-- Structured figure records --
** BEGIN **

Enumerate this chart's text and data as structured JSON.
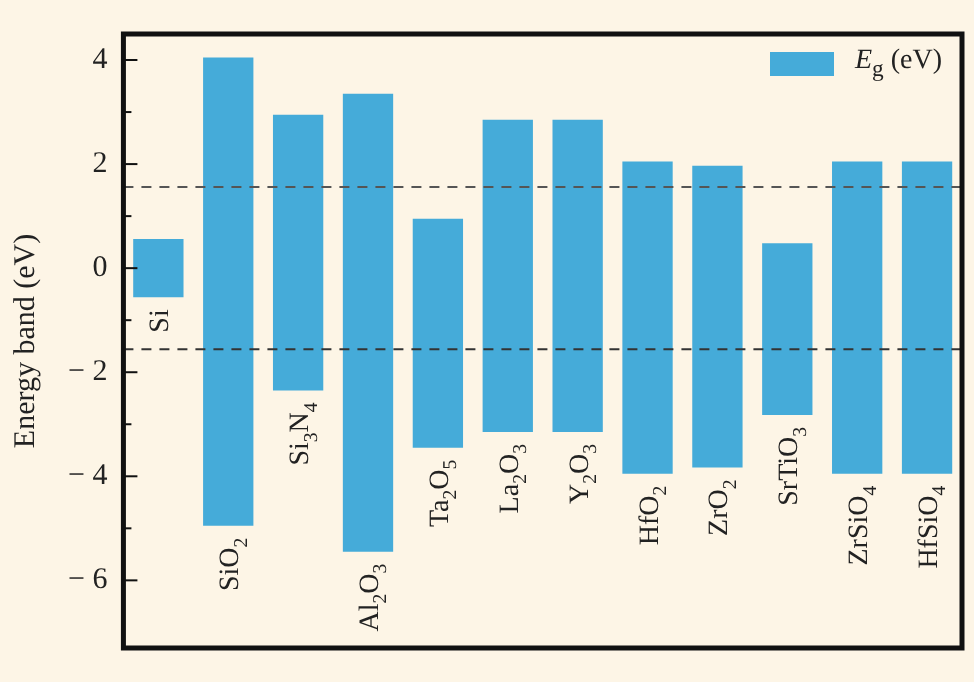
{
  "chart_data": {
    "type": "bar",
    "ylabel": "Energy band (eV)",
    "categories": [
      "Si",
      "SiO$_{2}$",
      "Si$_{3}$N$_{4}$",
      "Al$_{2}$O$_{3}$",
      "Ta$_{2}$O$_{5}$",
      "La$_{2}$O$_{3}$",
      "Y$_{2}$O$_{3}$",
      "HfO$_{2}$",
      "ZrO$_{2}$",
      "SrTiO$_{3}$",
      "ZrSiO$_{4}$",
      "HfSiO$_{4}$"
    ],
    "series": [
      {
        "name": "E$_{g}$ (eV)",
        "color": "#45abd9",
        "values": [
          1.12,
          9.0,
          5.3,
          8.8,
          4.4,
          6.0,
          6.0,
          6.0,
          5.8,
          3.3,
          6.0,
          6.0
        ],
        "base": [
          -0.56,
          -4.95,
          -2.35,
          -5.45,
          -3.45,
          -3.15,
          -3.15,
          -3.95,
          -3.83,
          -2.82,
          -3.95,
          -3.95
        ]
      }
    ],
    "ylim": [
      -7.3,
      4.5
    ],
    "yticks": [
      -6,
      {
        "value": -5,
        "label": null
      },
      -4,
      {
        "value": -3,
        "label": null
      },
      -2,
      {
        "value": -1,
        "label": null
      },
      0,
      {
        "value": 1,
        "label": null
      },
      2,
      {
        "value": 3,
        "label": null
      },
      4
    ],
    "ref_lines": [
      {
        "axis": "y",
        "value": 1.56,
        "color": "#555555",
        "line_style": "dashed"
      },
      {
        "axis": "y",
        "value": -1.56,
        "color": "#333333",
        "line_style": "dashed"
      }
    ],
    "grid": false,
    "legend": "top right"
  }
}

** END **

Repeat the material above in full and unchanged, minus its images.

-- ANSWER TO THE TASK --
Enumerate this chart's text and data as structured JSON.
{
  "chart_data": {
    "type": "bar",
    "ylabel": "Energy band (eV)",
    "categories": [
      "Si",
      "SiO$_{2}$",
      "Si$_{3}$N$_{4}$",
      "Al$_{2}$O$_{3}$",
      "Ta$_{2}$O$_{5}$",
      "La$_{2}$O$_{3}$",
      "Y$_{2}$O$_{3}$",
      "HfO$_{2}$",
      "ZrO$_{2}$",
      "SrTiO$_{3}$",
      "ZrSiO$_{4}$",
      "HfSiO$_{4}$"
    ],
    "series": [
      {
        "name": "E$_{g}$ (eV)",
        "color": "#45abd9",
        "values": [
          1.12,
          9.0,
          5.3,
          8.8,
          4.4,
          6.0,
          6.0,
          6.0,
          5.8,
          3.3,
          6.0,
          6.0
        ],
        "base": [
          -0.56,
          -4.95,
          -2.35,
          -5.45,
          -3.45,
          -3.15,
          -3.15,
          -3.95,
          -3.83,
          -2.82,
          -3.95,
          -3.95
        ]
      }
    ],
    "ylim": [
      -7.3,
      4.5
    ],
    "yticks": [
      -6,
      {
        "value": -5,
        "label": null
      },
      -4,
      {
        "value": -3,
        "label": null
      },
      -2,
      {
        "value": -1,
        "label": null
      },
      0,
      {
        "value": 1,
        "label": null
      },
      2,
      {
        "value": 3,
        "label": null
      },
      4
    ],
    "ref_lines": [
      {
        "axis": "y",
        "value": 1.56,
        "color": "#555555",
        "line_style": "dashed"
      },
      {
        "axis": "y",
        "value": -1.56,
        "color": "#333333",
        "line_style": "dashed"
      }
    ],
    "grid": false,
    "legend": "top right"
  }
}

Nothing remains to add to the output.